What you will do :: Examine each line of the data. Copy those that contain the string "Index".

Provided information ::
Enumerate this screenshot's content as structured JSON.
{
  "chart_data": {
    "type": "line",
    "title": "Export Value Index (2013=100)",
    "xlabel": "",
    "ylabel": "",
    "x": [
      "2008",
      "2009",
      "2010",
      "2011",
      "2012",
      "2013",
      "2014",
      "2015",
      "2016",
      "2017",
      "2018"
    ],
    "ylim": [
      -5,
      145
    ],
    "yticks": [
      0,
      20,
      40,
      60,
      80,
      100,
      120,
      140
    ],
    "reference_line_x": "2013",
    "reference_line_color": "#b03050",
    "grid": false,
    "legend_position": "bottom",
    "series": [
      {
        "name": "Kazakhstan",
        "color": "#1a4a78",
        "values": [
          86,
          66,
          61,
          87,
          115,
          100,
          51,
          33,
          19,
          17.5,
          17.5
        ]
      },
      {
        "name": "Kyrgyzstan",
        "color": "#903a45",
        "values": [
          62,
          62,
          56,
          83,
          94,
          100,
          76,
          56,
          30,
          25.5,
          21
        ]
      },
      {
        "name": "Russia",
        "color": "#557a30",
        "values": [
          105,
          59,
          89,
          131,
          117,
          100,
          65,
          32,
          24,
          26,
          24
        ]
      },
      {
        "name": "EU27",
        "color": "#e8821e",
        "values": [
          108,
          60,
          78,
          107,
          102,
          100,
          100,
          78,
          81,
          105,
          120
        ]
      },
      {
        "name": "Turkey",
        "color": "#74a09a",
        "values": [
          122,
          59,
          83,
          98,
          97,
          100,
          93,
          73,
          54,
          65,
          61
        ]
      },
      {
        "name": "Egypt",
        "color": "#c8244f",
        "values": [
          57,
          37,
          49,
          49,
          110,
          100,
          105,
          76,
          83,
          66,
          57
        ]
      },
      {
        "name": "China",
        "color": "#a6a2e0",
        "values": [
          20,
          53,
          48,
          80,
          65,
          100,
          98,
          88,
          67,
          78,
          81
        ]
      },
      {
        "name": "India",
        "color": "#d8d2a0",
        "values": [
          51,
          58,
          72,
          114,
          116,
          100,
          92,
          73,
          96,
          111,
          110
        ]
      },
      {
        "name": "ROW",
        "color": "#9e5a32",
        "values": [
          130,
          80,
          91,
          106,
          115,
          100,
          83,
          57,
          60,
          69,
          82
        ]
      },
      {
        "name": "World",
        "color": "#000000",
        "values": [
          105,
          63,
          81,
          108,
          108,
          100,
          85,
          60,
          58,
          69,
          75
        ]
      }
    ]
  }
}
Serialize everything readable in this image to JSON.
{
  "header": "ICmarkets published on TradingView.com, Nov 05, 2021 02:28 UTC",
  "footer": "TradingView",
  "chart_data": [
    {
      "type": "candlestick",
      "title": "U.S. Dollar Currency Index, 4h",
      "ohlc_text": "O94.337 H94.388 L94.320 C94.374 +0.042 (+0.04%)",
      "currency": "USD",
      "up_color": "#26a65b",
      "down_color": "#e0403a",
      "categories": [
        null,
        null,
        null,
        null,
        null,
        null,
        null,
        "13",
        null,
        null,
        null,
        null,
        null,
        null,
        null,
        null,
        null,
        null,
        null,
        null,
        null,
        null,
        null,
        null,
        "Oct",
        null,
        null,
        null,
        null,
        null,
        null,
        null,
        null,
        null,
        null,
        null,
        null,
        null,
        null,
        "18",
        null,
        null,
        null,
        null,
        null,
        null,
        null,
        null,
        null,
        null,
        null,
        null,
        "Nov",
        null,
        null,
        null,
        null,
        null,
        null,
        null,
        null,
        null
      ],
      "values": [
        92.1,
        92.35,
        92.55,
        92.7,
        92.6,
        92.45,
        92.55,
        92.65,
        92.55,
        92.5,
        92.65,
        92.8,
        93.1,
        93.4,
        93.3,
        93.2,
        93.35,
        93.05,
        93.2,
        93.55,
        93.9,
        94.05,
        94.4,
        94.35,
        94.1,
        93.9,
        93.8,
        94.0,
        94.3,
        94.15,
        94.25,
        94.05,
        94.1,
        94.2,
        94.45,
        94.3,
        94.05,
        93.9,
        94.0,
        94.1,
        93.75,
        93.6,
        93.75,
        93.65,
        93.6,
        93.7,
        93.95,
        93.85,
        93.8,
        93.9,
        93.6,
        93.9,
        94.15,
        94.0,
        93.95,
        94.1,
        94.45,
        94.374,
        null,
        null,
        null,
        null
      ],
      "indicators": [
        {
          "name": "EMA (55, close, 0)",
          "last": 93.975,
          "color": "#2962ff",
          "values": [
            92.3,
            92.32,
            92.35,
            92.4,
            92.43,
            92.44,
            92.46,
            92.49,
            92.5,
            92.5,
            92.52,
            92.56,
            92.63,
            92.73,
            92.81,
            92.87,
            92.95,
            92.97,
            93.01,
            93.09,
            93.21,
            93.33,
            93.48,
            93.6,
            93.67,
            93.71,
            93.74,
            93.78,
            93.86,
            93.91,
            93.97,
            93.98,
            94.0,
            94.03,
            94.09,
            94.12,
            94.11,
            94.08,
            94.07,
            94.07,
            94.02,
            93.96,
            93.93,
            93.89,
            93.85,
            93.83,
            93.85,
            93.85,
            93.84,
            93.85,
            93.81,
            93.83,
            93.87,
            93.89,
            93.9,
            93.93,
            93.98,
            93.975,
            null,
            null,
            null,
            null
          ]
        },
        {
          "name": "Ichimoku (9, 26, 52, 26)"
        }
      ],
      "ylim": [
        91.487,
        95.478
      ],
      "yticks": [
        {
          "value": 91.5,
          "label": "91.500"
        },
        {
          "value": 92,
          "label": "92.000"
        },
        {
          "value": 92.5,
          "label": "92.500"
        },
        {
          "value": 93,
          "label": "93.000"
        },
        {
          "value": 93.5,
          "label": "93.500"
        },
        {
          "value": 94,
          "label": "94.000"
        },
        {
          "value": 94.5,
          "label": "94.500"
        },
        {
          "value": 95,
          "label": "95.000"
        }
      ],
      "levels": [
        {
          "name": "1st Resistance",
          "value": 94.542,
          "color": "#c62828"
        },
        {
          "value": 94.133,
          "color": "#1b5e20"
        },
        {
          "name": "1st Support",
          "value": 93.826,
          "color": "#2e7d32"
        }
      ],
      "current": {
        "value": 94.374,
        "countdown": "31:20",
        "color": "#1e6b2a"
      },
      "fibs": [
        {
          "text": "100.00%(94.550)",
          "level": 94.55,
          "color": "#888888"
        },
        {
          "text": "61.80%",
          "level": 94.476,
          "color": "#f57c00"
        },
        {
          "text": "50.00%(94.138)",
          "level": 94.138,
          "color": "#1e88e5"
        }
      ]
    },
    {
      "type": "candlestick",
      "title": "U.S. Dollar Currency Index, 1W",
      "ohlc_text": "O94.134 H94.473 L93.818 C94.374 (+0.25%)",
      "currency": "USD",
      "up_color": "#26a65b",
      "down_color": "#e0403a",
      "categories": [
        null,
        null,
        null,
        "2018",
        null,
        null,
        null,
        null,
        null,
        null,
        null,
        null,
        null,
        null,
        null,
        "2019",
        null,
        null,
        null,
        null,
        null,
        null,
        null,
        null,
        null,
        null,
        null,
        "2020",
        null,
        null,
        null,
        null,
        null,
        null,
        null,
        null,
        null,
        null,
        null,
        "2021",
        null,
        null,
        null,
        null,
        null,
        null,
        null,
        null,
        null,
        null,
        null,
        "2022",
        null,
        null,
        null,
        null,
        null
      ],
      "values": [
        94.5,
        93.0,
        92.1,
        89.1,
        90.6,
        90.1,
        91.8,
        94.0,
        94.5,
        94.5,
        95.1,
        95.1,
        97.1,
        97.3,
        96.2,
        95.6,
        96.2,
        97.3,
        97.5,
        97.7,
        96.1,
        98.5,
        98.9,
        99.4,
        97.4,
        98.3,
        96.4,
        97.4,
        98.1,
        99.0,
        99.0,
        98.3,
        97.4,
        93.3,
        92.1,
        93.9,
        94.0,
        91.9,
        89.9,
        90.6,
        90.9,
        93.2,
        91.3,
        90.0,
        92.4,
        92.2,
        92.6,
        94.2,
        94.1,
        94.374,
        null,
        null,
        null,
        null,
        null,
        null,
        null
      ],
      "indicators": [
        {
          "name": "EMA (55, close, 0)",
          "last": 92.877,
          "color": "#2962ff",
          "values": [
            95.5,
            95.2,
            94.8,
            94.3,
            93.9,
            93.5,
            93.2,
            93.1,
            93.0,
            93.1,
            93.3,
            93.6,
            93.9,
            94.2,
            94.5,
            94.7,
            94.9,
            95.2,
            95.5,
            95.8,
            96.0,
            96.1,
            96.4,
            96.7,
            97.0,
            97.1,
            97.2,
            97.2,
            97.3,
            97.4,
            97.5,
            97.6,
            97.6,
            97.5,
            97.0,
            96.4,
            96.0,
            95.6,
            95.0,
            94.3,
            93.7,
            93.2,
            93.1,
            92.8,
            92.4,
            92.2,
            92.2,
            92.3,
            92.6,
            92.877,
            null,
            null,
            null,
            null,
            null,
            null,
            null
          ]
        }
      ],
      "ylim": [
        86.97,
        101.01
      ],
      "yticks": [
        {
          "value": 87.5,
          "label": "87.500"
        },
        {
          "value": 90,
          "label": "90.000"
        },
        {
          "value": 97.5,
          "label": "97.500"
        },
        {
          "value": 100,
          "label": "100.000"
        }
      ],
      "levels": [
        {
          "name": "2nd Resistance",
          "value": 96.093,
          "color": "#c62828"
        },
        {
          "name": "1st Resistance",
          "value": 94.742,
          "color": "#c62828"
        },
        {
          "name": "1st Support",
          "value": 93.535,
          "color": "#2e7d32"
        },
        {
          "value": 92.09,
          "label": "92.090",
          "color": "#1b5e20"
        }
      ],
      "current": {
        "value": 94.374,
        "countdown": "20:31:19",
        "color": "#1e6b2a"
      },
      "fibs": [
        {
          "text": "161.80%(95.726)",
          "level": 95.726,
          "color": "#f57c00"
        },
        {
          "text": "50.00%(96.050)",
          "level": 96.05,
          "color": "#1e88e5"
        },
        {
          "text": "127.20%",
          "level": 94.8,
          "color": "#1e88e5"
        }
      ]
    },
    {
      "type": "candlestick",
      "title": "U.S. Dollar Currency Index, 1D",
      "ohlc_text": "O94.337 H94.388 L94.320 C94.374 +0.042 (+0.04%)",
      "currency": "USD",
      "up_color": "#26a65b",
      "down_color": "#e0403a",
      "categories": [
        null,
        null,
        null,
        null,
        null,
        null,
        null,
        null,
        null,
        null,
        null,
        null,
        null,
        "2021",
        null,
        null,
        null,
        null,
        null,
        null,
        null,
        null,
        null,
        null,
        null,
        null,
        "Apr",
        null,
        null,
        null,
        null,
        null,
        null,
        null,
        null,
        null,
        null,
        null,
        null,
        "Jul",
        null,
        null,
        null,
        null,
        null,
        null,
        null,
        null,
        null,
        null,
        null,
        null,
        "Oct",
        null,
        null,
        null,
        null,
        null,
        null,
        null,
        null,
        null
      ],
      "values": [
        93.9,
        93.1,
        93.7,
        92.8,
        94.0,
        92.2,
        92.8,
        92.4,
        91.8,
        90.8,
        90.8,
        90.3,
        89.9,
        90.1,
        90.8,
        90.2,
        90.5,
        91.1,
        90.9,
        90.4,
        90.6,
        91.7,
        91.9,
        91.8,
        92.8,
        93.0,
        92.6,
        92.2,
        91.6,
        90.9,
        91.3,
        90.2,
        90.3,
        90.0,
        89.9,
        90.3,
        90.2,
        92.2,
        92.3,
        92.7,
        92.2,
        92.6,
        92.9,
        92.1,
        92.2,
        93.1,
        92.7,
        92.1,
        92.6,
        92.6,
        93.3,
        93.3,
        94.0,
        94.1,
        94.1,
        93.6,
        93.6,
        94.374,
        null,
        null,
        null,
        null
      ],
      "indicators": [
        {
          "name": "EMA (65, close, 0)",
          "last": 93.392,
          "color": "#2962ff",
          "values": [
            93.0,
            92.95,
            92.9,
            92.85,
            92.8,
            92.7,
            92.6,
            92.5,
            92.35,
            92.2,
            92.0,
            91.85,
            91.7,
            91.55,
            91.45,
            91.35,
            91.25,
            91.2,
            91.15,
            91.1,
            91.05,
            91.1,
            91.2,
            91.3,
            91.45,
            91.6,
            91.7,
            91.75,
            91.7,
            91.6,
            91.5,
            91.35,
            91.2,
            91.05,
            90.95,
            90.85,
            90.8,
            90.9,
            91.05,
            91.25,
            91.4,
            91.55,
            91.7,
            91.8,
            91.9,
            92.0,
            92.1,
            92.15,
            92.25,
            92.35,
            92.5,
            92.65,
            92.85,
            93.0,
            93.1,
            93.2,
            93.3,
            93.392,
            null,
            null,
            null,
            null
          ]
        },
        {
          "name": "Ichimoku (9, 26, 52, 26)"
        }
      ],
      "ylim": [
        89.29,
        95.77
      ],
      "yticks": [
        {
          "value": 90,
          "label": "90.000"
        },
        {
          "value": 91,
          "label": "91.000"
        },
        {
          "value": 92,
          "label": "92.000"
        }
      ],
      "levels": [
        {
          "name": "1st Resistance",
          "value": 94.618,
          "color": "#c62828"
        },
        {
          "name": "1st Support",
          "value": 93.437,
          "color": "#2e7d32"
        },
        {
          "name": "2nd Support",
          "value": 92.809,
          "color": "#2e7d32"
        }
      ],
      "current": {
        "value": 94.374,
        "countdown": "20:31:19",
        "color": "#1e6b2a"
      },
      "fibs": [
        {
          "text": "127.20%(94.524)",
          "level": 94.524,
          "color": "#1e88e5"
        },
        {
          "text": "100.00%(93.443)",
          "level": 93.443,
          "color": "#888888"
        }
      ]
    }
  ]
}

Complete output ::
    "title": "Export Value Index (2013=100)",
      "title": "U.S. Dollar Currency Index, 4h",
      "title": "U.S. Dollar Currency Index, 1W",
      "title": "U.S. Dollar Currency Index, 1D",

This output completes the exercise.